(Lines of data)
* * * * * * * * *

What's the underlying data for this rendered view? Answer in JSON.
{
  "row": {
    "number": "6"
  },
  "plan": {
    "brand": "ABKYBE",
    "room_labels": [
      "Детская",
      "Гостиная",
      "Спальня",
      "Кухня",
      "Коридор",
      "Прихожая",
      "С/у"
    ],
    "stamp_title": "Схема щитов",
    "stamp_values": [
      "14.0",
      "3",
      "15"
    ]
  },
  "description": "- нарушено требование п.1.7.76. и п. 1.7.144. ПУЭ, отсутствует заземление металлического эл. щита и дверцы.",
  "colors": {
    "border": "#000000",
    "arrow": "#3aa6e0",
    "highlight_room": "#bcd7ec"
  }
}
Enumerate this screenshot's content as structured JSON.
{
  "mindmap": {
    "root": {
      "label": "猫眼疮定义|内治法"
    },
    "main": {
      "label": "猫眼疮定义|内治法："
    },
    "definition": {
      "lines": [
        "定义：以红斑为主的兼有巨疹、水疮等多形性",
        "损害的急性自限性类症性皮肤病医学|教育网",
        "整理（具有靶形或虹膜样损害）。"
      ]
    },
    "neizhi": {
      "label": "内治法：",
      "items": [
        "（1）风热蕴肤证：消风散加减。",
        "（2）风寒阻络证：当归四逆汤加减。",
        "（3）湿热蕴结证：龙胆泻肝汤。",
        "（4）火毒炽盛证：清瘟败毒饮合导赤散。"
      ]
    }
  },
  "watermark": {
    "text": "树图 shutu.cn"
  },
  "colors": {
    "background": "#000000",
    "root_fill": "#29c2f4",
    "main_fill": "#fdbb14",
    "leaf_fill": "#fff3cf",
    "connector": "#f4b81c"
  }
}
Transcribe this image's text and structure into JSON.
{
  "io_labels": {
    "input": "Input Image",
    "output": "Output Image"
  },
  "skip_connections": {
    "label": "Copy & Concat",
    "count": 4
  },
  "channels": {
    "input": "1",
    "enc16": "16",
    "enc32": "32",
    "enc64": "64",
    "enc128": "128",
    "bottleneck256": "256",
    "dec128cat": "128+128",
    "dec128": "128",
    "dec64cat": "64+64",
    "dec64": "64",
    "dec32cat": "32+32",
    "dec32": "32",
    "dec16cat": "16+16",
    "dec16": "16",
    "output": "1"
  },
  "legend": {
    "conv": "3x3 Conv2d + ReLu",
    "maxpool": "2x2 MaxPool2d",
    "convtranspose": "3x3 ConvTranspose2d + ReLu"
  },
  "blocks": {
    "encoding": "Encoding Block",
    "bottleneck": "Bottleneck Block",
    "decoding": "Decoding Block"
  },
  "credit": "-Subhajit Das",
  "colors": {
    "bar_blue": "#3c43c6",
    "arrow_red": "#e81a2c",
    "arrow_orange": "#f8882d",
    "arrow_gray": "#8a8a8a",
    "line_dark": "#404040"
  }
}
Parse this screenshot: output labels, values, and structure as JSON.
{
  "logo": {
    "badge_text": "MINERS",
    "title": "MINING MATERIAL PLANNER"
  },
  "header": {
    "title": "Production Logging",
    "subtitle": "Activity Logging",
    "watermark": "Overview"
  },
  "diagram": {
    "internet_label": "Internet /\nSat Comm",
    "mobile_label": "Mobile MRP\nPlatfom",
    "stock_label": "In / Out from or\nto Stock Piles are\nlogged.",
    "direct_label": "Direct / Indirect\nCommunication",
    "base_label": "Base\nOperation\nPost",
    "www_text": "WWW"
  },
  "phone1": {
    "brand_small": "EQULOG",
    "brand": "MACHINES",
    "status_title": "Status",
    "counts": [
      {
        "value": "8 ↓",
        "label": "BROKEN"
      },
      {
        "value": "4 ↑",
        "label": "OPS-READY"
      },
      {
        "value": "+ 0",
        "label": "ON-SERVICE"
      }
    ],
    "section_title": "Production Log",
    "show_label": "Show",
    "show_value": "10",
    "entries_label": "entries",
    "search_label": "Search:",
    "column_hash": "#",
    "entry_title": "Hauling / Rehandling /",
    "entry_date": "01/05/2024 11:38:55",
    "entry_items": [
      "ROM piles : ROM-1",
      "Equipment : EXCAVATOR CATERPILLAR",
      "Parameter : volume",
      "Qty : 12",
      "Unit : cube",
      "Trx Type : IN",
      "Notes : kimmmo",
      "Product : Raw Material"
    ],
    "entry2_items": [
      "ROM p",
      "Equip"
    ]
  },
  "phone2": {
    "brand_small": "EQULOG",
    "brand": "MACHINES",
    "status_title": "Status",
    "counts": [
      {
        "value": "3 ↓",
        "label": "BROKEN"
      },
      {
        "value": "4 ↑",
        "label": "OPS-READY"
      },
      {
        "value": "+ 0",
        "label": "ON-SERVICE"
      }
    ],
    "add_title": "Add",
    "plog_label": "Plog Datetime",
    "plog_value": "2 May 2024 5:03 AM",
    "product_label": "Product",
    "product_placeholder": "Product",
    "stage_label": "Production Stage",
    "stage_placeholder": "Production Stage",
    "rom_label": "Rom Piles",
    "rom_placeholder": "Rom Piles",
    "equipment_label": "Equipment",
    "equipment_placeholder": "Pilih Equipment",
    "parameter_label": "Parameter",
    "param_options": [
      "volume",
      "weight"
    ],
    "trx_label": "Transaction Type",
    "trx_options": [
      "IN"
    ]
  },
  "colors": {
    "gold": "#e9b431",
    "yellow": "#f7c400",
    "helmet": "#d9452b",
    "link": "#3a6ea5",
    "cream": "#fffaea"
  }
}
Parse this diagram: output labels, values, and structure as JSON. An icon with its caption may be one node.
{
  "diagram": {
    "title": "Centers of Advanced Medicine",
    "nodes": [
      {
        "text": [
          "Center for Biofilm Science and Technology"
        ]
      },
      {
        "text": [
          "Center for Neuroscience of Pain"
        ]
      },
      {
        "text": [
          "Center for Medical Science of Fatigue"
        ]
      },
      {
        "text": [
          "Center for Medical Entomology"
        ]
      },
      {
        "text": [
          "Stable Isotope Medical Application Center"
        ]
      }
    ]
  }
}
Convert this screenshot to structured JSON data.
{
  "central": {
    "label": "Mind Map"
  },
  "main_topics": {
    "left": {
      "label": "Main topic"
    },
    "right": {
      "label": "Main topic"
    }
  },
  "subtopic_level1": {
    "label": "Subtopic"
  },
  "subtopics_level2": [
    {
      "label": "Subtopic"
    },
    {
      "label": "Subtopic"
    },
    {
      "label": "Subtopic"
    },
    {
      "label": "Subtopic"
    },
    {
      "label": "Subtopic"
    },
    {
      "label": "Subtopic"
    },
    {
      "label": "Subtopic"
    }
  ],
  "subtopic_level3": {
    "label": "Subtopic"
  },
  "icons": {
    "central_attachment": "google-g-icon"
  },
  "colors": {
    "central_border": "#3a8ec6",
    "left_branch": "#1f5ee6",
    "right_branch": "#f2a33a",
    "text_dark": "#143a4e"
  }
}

* * * * * * * * *

EXERCISE AIM:
Restate the whole listing exactly, leaving out nothing.

OUTPUT FOR THIS TASK:
What's the underlying data for this rendered view? Answer in JSON.
{
  "row": {
    "number": "6"
  },
  "plan": {
    "brand": "ABKYBE",
    "room_labels": [
      "Детская",
      "Гостиная",
      "Спальня",
      "Кухня",
      "Коридор",
      "Прихожая",
      "С/у"
    ],
    "stamp_title": "Схема щитов",
    "stamp_values": [
      "14.0",
      "3",
      "15"
    ]
  },
  "description": "- нарушено требование п.1.7.76. и п. 1.7.144. ПУЭ, отсутствует заземление металлического эл. щита и дверцы.",
  "colors": {
    "border": "#000000",
    "arrow": "#3aa6e0",
    "highlight_room": "#bcd7ec"
  }
}
Enumerate this screenshot's content as structured JSON.
{
  "mindmap": {
    "root": {
      "label": "猫眼疮定义|内治法"
    },
    "main": {
      "label": "猫眼疮定义|内治法："
    },
    "definition": {
      "lines": [
        "定义：以红斑为主的兼有巨疹、水疮等多形性",
        "损害的急性自限性类症性皮肤病医学|教育网",
        "整理（具有靶形或虹膜样损害）。"
      ]
    },
    "neizhi": {
      "label": "内治法：",
      "items": [
        "（1）风热蕴肤证：消风散加减。",
        "（2）风寒阻络证：当归四逆汤加减。",
        "（3）湿热蕴结证：龙胆泻肝汤。",
        "（4）火毒炽盛证：清瘟败毒饮合导赤散。"
      ]
    }
  },
  "watermark": {
    "text": "树图 shutu.cn"
  },
  "colors": {
    "background": "#000000",
    "root_fill": "#29c2f4",
    "main_fill": "#fdbb14",
    "leaf_fill": "#fff3cf",
    "connector": "#f4b81c"
  }
}
Transcribe this image's text and structure into JSON.
{
  "io_labels": {
    "input": "Input Image",
    "output": "Output Image"
  },
  "skip_connections": {
    "label": "Copy & Concat",
    "count": 4
  },
  "channels": {
    "input": "1",
    "enc16": "16",
    "enc32": "32",
    "enc64": "64",
    "enc128": "128",
    "bottleneck256": "256",
    "dec128cat": "128+128",
    "dec128": "128",
    "dec64cat": "64+64",
    "dec64": "64",
    "dec32cat": "32+32",
    "dec32": "32",
    "dec16cat": "16+16",
    "dec16": "16",
    "output": "1"
  },
  "legend": {
    "conv": "3x3 Conv2d + ReLu",
    "maxpool": "2x2 MaxPool2d",
    "convtranspose": "3x3 ConvTranspose2d + ReLu"
  },
  "blocks": {
    "encoding": "Encoding Block",
    "bottleneck": "Bottleneck Block",
    "decoding": "Decoding Block"
  },
  "credit": "-Subhajit Das",
  "colors": {
    "bar_blue": "#3c43c6",
    "arrow_red": "#e81a2c",
    "arrow_orange": "#f8882d",
    "arrow_gray": "#8a8a8a",
    "line_dark": "#404040"
  }
}
Parse this screenshot: output labels, values, and structure as JSON.
{
  "logo": {
    "badge_text": "MINERS",
    "title": "MINING MATERIAL PLANNER"
  },
  "header": {
    "title": "Production Logging",
    "subtitle": "Activity Logging",
    "watermark": "Overview"
  },
  "diagram": {
    "internet_label": "Internet /\nSat Comm",
    "mobile_label": "Mobile MRP\nPlatfom",
    "stock_label": "In / Out from or\nto Stock Piles are\nlogged.",
    "direct_label": "Direct / Indirect\nCommunication",
    "base_label": "Base\nOperation\nPost",
    "www_text": "WWW"
  },
  "phone1": {
    "brand_small": "EQULOG",
    "brand": "MACHINES",
    "status_title": "Status",
    "counts": [
      {
        "value": "8 ↓",
        "label": "BROKEN"
      },
      {
        "value": "4 ↑",
        "label": "OPS-READY"
      },
      {
        "value": "+ 0",
        "label": "ON-SERVICE"
      }
    ],
    "section_title": "Production Log",
    "show_label": "Show",
    "show_value": "10",
    "entries_label": "entries",
    "search_label": "Search:",
    "column_hash": "#",
    "entry_title": "Hauling / Rehandling /",
    "entry_date": "01/05/2024 11:38:55",
    "entry_items": [
      "ROM piles : ROM-1",
      "Equipment : EXCAVATOR CATERPILLAR",
      "Parameter : volume",
      "Qty : 12",
      "Unit : cube",
      "Trx Type : IN",
      "Notes : kimmmo",
      "Product : Raw Material"
    ],
    "entry2_items": [
      "ROM p",
      "Equip"
    ]
  },
  "phone2": {
    "brand_small": "EQULOG",
    "brand": "MACHINES",
    "status_title": "Status",
    "counts": [
      {
        "value": "3 ↓",
        "label": "BROKEN"
      },
      {
        "value": "4 ↑",
        "label": "OPS-READY"
      },
      {
        "value": "+ 0",
        "label": "ON-SERVICE"
      }
    ],
    "add_title": "Add",
    "plog_label": "Plog Datetime",
    "plog_value": "2 May 2024 5:03 AM",
    "product_label": "Product",
    "product_placeholder": "Product",
    "stage_label": "Production Stage",
    "stage_placeholder": "Production Stage",
    "rom_label": "Rom Piles",
    "rom_placeholder": "Rom Piles",
    "equipment_label": "Equipment",
    "equipment_placeholder": "Pilih Equipment",
    "parameter_label": "Parameter",
    "param_options": [
      "volume",
      "weight"
    ],
    "trx_label": "Transaction Type",
    "trx_options": [
      "IN"
    ]
  },
  "colors": {
    "gold": "#e9b431",
    "yellow": "#f7c400",
    "helmet": "#d9452b",
    "link": "#3a6ea5",
    "cream": "#fffaea"
  }
}
Parse this diagram: output labels, values, and structure as JSON. An icon with its caption may be one node.
{
  "diagram": {
    "title": "Centers of Advanced Medicine",
    "nodes": [
      {
        "text": [
          "Center for Biofilm Science and Technology"
        ]
      },
      {
        "text": [
          "Center for Neuroscience of Pain"
        ]
      },
      {
        "text": [
          "Center for Medical Science of Fatigue"
        ]
      },
      {
        "text": [
          "Center for Medical Entomology"
        ]
      },
      {
        "text": [
          "Stable Isotope Medical Application Center"
        ]
      }
    ]
  }
}
Convert this screenshot to structured JSON data.
{
  "central": {
    "label": "Mind Map"
  },
  "main_topics": {
    "left": {
      "label": "Main topic"
    },
    "right": {
      "label": "Main topic"
    }
  },
  "subtopic_level1": {
    "label": "Subtopic"
  },
  "subtopics_level2": [
    {
      "label": "Subtopic"
    },
    {
      "label": "Subtopic"
    },
    {
      "label": "Subtopic"
    },
    {
      "label": "Subtopic"
    },
    {
      "label": "Subtopic"
    },
    {
      "label": "Subtopic"
    },
    {
      "label": "Subtopic"
    }
  ],
  "subtopic_level3": {
    "label": "Subtopic"
  },
  "icons": {
    "central_attachment": "google-g-icon"
  },
  "colors": {
    "central_border": "#3a8ec6",
    "left_branch": "#1f5ee6",
    "right_branch": "#f2a33a",
    "text_dark": "#143a4e"
  }
}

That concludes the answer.